> FRAGMENTO DE LECTURA
== == ==
La pobreza no es solo falta de dinero.
Es falta de opciones.
Es falta de distancia.
Es falta de tiempo para equivocarse.
Por eso hay frases que nacen no de los libros, sino de la experiencia acumulada de generaciones enteras. Frases que no buscan ser bellas, sino verdaderas.
Una de ellas —atribuida a Gabriel García Márquez— dice:
“El día que la mierda tenga valor, los pobres nacerán sin culo.”
Dicha así, sin anestesia, parece una grosería. Pero en realidad es una radiografía.
Porque lo que esa frase describe no es la pobreza en sí, sino el mecanismo que la perpetúa: cuando algo adquiere valor, alguien se encarga de que no esté al alcance de todos.
No es la naturaleza la que organiza la desigualdad.
Es la sociedad.
Y sin embargo, en estos tiempos en que todo parece medirse, incluso el afecto ha comenzado a entrar en esa contabilidad invisible.
== == ==
Registros de una fuente de datos:
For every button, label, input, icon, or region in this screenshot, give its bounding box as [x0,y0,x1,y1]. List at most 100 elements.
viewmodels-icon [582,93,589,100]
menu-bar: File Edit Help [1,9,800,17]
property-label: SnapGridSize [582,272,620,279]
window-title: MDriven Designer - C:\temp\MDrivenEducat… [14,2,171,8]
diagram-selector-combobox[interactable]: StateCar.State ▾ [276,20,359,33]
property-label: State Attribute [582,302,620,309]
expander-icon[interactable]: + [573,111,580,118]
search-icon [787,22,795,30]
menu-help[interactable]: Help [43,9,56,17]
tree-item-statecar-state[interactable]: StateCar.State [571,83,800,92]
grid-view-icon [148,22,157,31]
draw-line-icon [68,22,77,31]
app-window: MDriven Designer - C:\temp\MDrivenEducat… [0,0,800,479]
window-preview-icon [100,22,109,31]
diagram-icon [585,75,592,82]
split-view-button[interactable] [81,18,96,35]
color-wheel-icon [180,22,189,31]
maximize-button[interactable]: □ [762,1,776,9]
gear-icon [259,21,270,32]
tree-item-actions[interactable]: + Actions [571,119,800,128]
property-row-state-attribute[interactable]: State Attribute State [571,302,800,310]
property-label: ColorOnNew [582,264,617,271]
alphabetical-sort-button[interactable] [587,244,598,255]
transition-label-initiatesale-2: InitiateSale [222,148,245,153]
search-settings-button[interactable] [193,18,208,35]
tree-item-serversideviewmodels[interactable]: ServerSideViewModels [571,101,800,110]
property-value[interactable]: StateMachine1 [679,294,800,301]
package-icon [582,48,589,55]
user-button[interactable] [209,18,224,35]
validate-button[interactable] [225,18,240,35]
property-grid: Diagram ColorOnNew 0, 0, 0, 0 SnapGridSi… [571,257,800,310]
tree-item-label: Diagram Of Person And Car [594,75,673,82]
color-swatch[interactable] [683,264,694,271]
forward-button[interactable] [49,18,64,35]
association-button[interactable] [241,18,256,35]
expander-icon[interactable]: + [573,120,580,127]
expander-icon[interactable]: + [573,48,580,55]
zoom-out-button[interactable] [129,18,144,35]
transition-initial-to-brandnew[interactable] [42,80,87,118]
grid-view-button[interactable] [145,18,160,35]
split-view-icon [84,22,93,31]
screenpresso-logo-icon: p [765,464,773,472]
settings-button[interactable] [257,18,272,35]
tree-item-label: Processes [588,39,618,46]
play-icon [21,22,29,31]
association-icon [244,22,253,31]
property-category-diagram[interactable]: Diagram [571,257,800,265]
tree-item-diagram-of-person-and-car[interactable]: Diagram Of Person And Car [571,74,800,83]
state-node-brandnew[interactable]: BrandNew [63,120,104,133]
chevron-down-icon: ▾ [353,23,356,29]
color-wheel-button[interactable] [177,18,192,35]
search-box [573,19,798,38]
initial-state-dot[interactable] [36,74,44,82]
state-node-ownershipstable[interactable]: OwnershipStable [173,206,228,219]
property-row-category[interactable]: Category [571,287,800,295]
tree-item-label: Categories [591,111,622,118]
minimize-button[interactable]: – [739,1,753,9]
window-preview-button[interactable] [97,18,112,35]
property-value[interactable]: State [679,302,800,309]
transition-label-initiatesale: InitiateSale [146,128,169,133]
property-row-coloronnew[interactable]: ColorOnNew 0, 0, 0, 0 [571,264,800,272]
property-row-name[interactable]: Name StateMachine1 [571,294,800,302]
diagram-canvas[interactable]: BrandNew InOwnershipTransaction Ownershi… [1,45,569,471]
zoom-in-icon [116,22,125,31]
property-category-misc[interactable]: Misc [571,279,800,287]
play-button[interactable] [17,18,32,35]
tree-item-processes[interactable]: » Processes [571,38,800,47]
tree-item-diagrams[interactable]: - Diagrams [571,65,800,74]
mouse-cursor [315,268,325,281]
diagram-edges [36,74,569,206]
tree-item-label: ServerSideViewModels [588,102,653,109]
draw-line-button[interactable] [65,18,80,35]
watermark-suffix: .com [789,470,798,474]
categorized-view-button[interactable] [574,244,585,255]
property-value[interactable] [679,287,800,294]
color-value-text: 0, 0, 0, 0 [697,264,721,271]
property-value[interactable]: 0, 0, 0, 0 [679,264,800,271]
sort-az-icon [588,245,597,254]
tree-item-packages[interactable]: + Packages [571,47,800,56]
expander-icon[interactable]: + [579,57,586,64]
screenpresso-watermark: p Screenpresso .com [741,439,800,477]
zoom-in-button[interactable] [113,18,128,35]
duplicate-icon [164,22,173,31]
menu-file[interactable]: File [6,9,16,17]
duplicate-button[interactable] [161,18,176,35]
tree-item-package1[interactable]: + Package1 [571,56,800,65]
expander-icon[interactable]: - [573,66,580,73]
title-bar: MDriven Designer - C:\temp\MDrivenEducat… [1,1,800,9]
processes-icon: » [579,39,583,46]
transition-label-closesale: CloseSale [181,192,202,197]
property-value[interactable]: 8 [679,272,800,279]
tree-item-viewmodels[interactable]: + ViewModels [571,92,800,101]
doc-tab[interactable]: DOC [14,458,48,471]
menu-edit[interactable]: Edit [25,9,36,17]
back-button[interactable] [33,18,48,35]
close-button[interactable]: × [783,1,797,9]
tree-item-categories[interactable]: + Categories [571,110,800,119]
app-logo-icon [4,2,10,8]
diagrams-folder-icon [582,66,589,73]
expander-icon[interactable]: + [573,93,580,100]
== == ==
> CONSIGNAS DE TRABAJO
(1) Escribe del texto sobre la pobreza todo el pasaje que va desde "Porque lo que" hasta "alcance de todos.".
(2) Prosigue el texto sobre la pobreza y la desigualdad a partir de su última oración.

> RESULTADOS DEL EJERCICIO
(1)
Porque lo que esa frase describe no es la pobreza en sí, sino el mecanismo que la perpetúa: cuando algo adquiere valor, alguien se encarga de que no esté al alcance de todos.

(2)
Hace poco, en un estudio de televisión alguien lo dijo sin rodeos:
“Si un hombre gana menos de 40 mil pesos, no debería pensar en enamorarse.”
La frase no cayó del cielo.
Tampoco es un accidente.
Es la expresión clara de una época que ha decidido que el amor también debe ser solvente.
Que no basta con sentir: hay que poder sostener.
Que no basta con prometer: hay que garantizar.
Y en ese tránsito, casi sin darnos cuenta, el amor —ese viejo territorio libre— ha comenzado a parecerse a un contrato.
Pero la historia, esa vieja que siempre desmiente a las modas, insiste en contar otra versión.
Cuenta que hubo hombres sin camisa que amaron con una intensidad que no cabe en ninguna cuenta bancaria.
Cuenta que hubo mujeres que levantaron familias enteras con la sola fuerza de su ternura.
Cuenta que en los barrios donde faltaba el agua, el amor no faltaba.
Porque el amor, durante mucho tiempo, fue lo único que no se podía privatizar.
Hasta que empezó a costar.
Entonces la frase de Gabriel García Márquez vuelve, como una advertencia que nunca perdió vigencia. No habla del amor, pero lo alcanza. No habla del dinero, pero lo explica.
Habla de poder.
De ese poder silencioso que decide quién entra y quién se queda afuera.
Quién puede estudiar y quién no.
Quién puede curarse y quién debe resignarse.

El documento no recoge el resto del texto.